#### Input material
[start]

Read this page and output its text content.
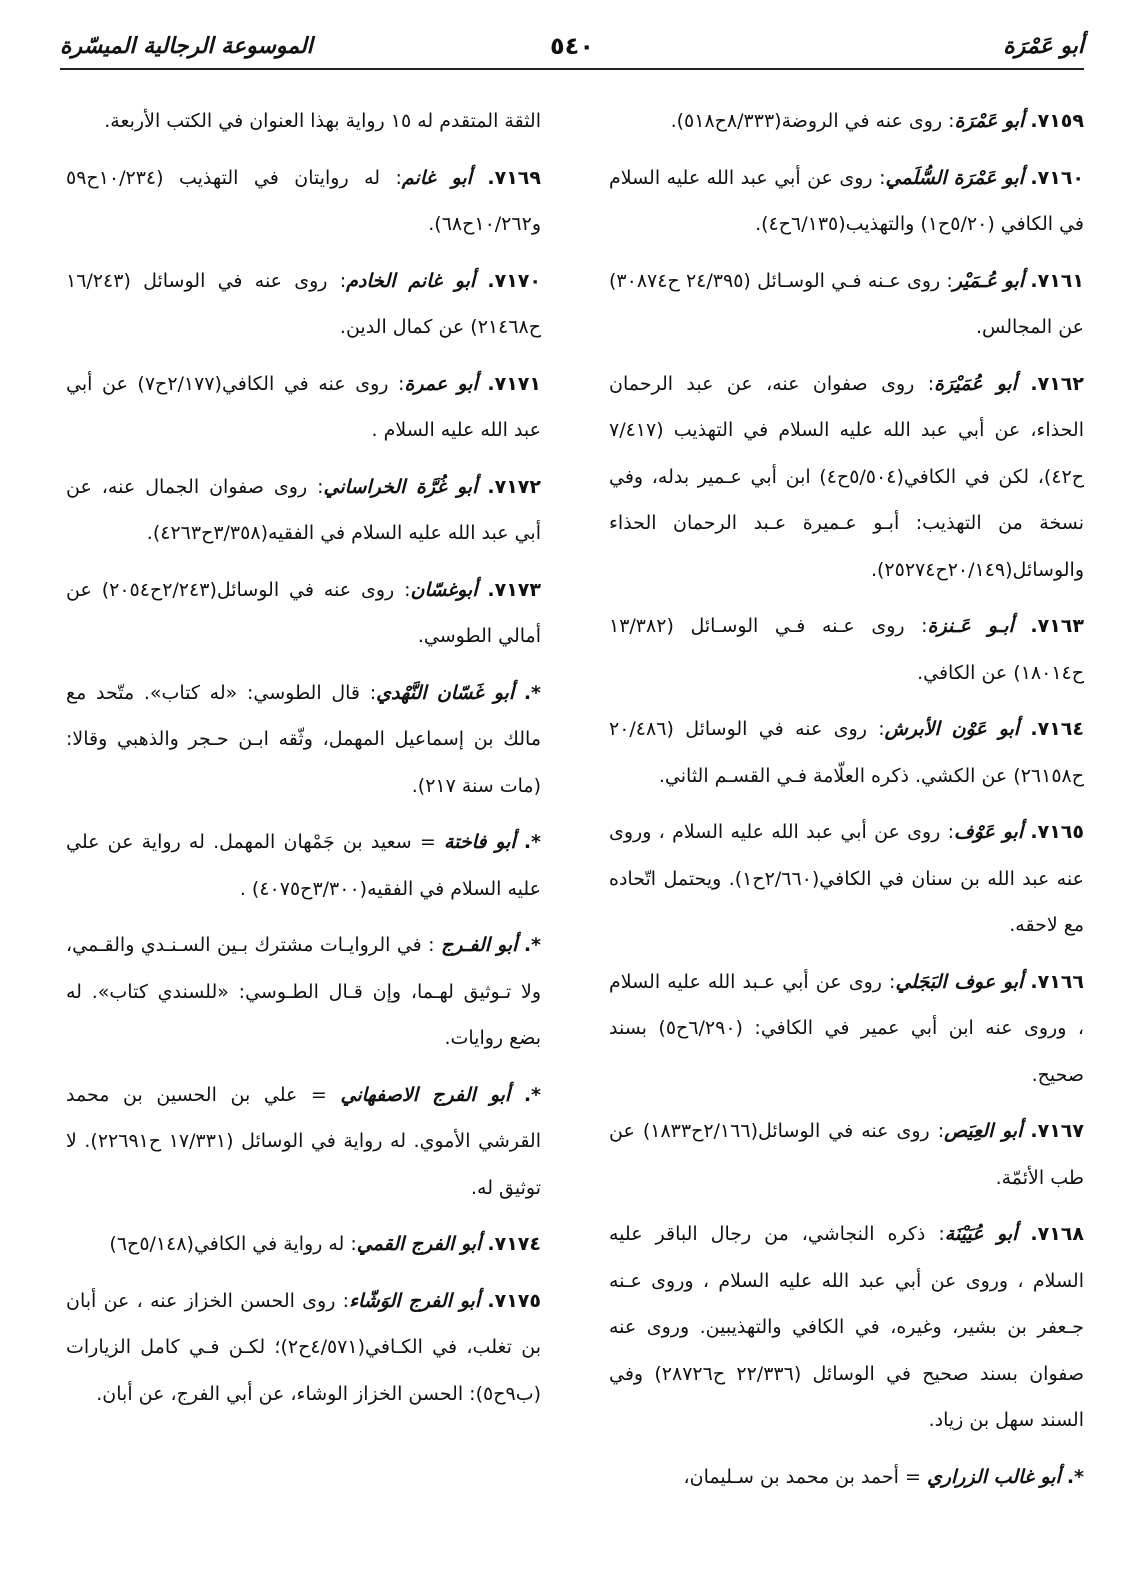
أبو عَمْرَة
٥٤٠
الموسوعة الرجالية الميسّرة

٧١٥٩. أبو عَمْرَة: روى عنه في الروضة(٨/٣٣٣ح٥١٨).

٧١٦٠. أبو عَمْرَة السُّلَمي: روى عن أبي عبد الله عليه السلام في الكافي (٥/٢٠ح١) والتهذيب(٦/١٣٥ح٤).

٧١٦١. أبو عُـمَيْر: روى عـنه فـي الوسـائل (٢٤/٣٩٥ ح٣٠٨٧٤) عن المجالس.

٧١٦٢. أبو عُمَيْرَة: روى صفوان عنه، عن عبد الرحمان الحذاء، عن أبي عبد الله عليه السلام في التهذيب (٧/٤١٧ ح٤٢)، لكن في الكافي(٥/٥٠٤ح٤) ابن أبي عـمير بدله، وفي نسخة من التهذيب: أبـو عـميرة عـبد الرحمان الحذاء والوسائل(٢٠/١٤٩ح٢٥٢٧٤).

٧١٦٣. أبـو عَـنزة: روى عـنه فـي الوسـائل (١٣/٣٨٢ ح١٨٠١٤) عن الكافي.

٧١٦٤. أبو عَوْن الأبرش: روى عنه في الوسائل (٢٠/٤٨٦ ح٢٦١٥٨) عن الكشي. ذكره العلّامة فـي القسـم الثاني.

٧١٦٥. أبو عَوْف: روى عن أبي عبد الله عليه السلام ، وروى عنه عبد الله بن سنان في الكافي(٢/٦٦٠ح١). ويحتمل اتّحاده مع لاحقه.

٧١٦٦. أبو عوف البَجَلي: روى عن أبي عـبد الله عليه السلام ، وروى عنه ابن أبي عمير في الكافي: (٦/٢٩٠ح٥) بسند صحيح.

٧١٦٧. أبو العِيَص: روى عنه في الوسائل(٢/١٦٦ح١٨٣٣) عن طب الأئمّة.

٧١٦٨. أبو عُيَيْنَة: ذكره النجاشي، من رجال الباقر عليه السلام ، وروى عن أبي عبد الله عليه السلام ، وروى عـنه جـعفر بن بشير، وغيره، في الكافي والتهذيبين. وروى عنه صفوان بسند صحيح في الوسائل (٢٢/٣٣٦ ح٢٨٧٢٦) وفي السند سهل بن زياد.

*. أبو غالب الزراري = أحمد بن محمد بن سـليمان،

الثقة المتقدم له ١٥ رواية بهذا العنوان في الكتب الأربعة.

٧١٦٩. أبو غانم: له روايتان في التهذيب (١٠/٢٣٤ح٥٩ و١٠/٢٦٢ح٦٨).

٧١٧٠. أبو غانم الخادم: روى عنه في الوسائل (١٦/٢٤٣ ح٢١٤٦٨) عن كمال الدين.

٧١٧١. أبو عمرة: روى عنه في الكافي(٢/١٧٧ح٧) عن أبي عبد الله عليه السلام .

٧١٧٢. أبو غُرَّة الخراساني: روى صفوان الجمال عنه، عن أبي عبد الله عليه السلام في الفقيه(٣/٣٥٨ح٤٢٦٣).

٧١٧٣. أبوغسّان: روى عنه في الوسائل(٢/٢٤٣ح٢٠٥٤) عن أمالي الطوسي.

*. أبو غَسّان النَّهْدي: قال الطوسي: «له كتاب». متّحد مع مالك بن إسماعيل المهمل، وثّقه ابـن حـجر والذهبي وقالا: (مات سنة ٢١٧).

*. أبو فاختة = سعيد بن جَمْهان المهمل. له رواية عن علي عليه السلام في الفقيه(٣/٣٠٠ح٤٠٧٥) .

*. أبو الفـرج : في الروايـات مشترك بـين السـنـدي والقـمي، ولا تـوثيق لهـما، وإن قـال الطـوسي: «للسندي كتاب». له بضع روايات.

*. أبو الفرج الاصفهاني = علي بن الحسين بن محمد القرشي الأموي. له رواية في الوسائل (١٧/٣٣١ ح٢٢٦٩١). لا توثيق له.

٧١٧٤. أبو الفرج القمي: له رواية في الكافي(٥/١٤٨ح٦)

٧١٧٥. أبو الفرج الوَشّاء: روى الحسن الخزاز عنه ، عن أبان بن تغلب، في الكـافي(٤/٥٧١ح٢)؛ لكـن فـي كامل الزيارات (ب٩ح٥): الحسن الخزاز الوشاء، عن أبي الفرج، عن أبان.
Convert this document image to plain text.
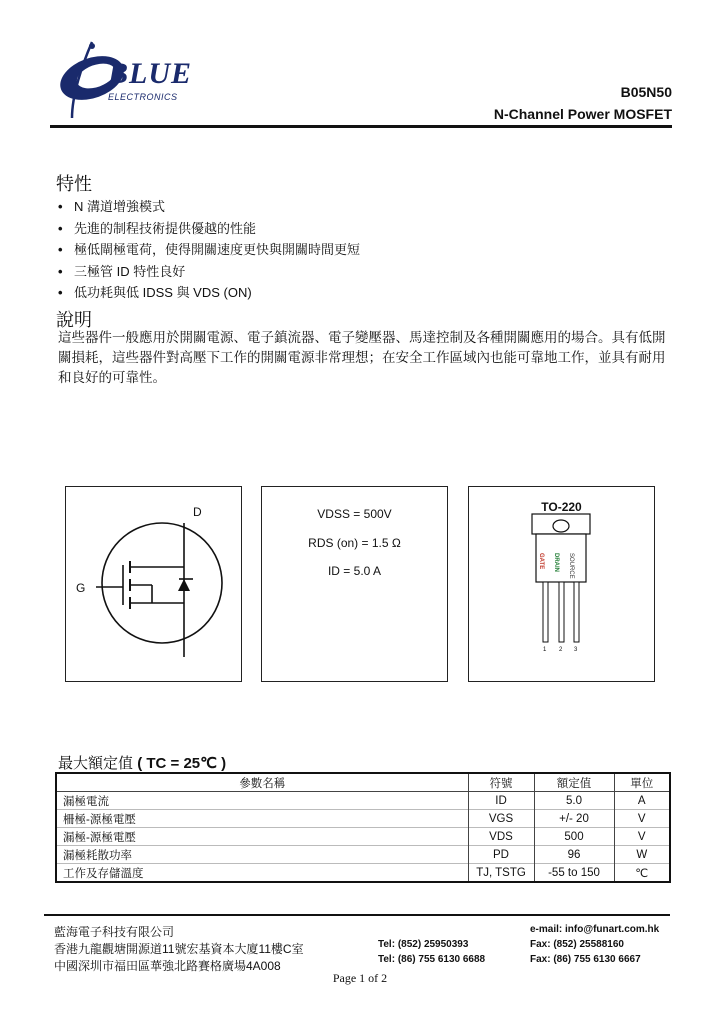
BLUE
ELECTRONICS	B05N50
N-Channel Power MOSFET
特性
• N 溝道增強模式
• 先進的制程技術提供優越的性能
• 極低閘極電荷，使得開關速度更快與開關時間更短
• 三極管 ID 特性良好
• 低功耗與低 IDSS 與 VDS (ON)
說明
這些器件一般應用於開關電源、電子鎮流器、電子變壓器、馬達控制及各種開關應用的場合。具有低開關損耗，這些器件對高壓下工作的開關電源非常理想；在安全工作區域內也能可靠地工作，並具有耐用和良好的可靠性。
D
G
VDSS = 500V
RDS (on) = 1.5 Ω
ID = 5.0 A
TO-220
GATE DRAIN SOURCE
1 2 3
最大額定值 ( TC = 25℃ )
參數名稱	符號	額定值	單位
漏極電流	ID	5.0	A
柵極-源極電壓	VGS	+/- 20	V
漏極-源極電壓	VDS	500	V
漏極耗散功率	PD	96	W
工作及存儲溫度	TJ, TSTG	-55 to 150	℃
藍海電子科技有限公司
香港九龍觀塘開源道11號宏基資本大廈11樓C室
中國深圳市福田區華強北路賽格廣場4A008
e-mail: info@funart.com.hk
Tel: (852) 25950393	Fax: (852) 25588160
Tel: (86) 755 6130 6688	Fax: (86) 755 6130 6667
Page 1 of 2
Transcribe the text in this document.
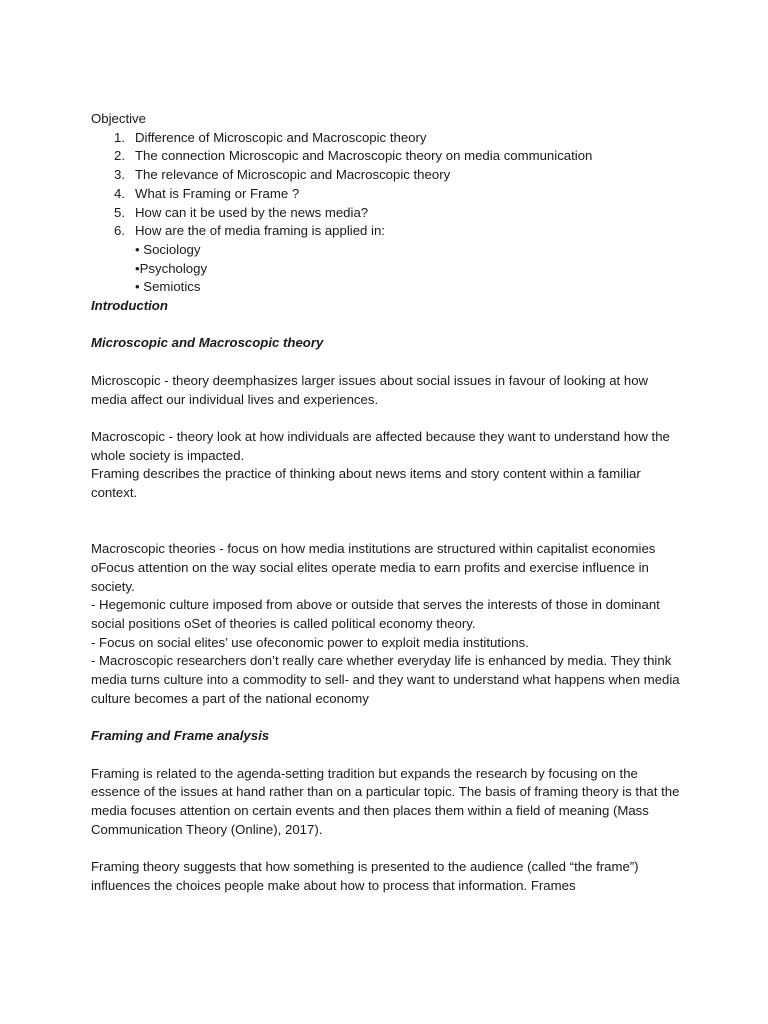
Objective

1. Difference of Microscopic and Macroscopic theory
2. The connection Microscopic and Macroscopic theory on media communication
3. The relevance of Microscopic and Macroscopic theory
4. What is Framing or Frame ?
5. How can it be used by the news media?
6. How are the of media framing is applied in:
• Sociology
•Psychology
• Semiotics

Introduction

Microscopic and Macroscopic theory

Microscopic - theory deemphasizes larger issues about social issues in favour of looking at how media affect our individual lives and experiences.

Macroscopic - theory look at how individuals are affected because they want to understand how the whole society is impacted.

Framing describes the practice of thinking about news items and story content within a familiar context.

Macroscopic theories - focus on how media institutions are structured within capitalist economies oFocus attention on the way social elites operate media to earn profits and exercise influence in society.

- Hegemonic culture imposed from above or outside that serves the interests of those in dominant social positions oSet of theories is called political economy theory.

- Focus on social elites’ use ofeconomic power to exploit media institutions.

- Macroscopic researchers don’t really care whether everyday life is enhanced by media. They think media turns culture into a commodity to sell- and they want to understand what happens when media culture becomes a part of the national economy

Framing and Frame analysis

Framing is related to the agenda-setting tradition but expands the research by focusing on the essence of the issues at hand rather than on a particular topic. The basis of framing theory is that the media focuses attention on certain events and then places them within a field of meaning (Mass Communication Theory (Online), 2017).

Framing theory suggests that how something is presented to the audience (called “the frame”) influences the choices people make about how to process that information. Frames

[end]

#### Work to do
Go through the records above, find every line with the word "الكافي", and list those lines.

#### Task response
٧١٦٠. أبو عَمْرَة السُّلَمي: روى عن أبي عبد الله عليه السلام في الكافي (٥/٢٠ح١) والتهذيب(٦/١٣٥ح٤).
٧١٦٢. أبو عُمَيْرَة: روى صفوان عنه، عن عبد الرحمان الحذاء، عن أبي عبد الله عليه السلام في التهذيب (٧/٤١٧ ح٤٢)، لكن في الكافي(٥/٥٠٤ح٤) ابن أبي عـمير بدله، وفي نسخة من التهذيب: أبـو عـميرة عـبد الرحمان الحذاء والوسائل(٢٠/١٤٩ح٢٥٢٧٤).
٧١٦٣. أبـو عَـنزة: روى عـنه فـي الوسـائل (١٣/٣٨٢ ح١٨٠١٤) عن الكافي.
٧١٦٥. أبو عَوْف: روى عن أبي عبد الله عليه السلام ، وروى عنه عبد الله بن سنان في الكافي(٢/٦٦٠ح١). ويحتمل اتّحاده مع لاحقه.
٧١٦٦. أبو عوف البَجَلي: روى عن أبي عـبد الله عليه السلام ، وروى عنه ابن أبي عمير في الكافي: (٦/٢٩٠ح٥) بسند صحيح.
٧١٦٨. أبو عُيَيْنَة: ذكره النجاشي، من رجال الباقر عليه السلام ، وروى عن أبي عبد الله عليه السلام ، وروى عـنه جـعفر بن بشير، وغيره، في الكافي والتهذيبين. وروى عنه صفوان بسند صحيح في الوسائل (٢٢/٣٣٦ ح٢٨٧٢٦) وفي السند سهل بن زياد.
٧١٧١. أبو عمرة: روى عنه في الكافي(٢/١٧٧ح٧) عن أبي عبد الله عليه السلام .
٧١٧٤. أبو الفرج القمي: له رواية في الكافي(٥/١٤٨ح٦)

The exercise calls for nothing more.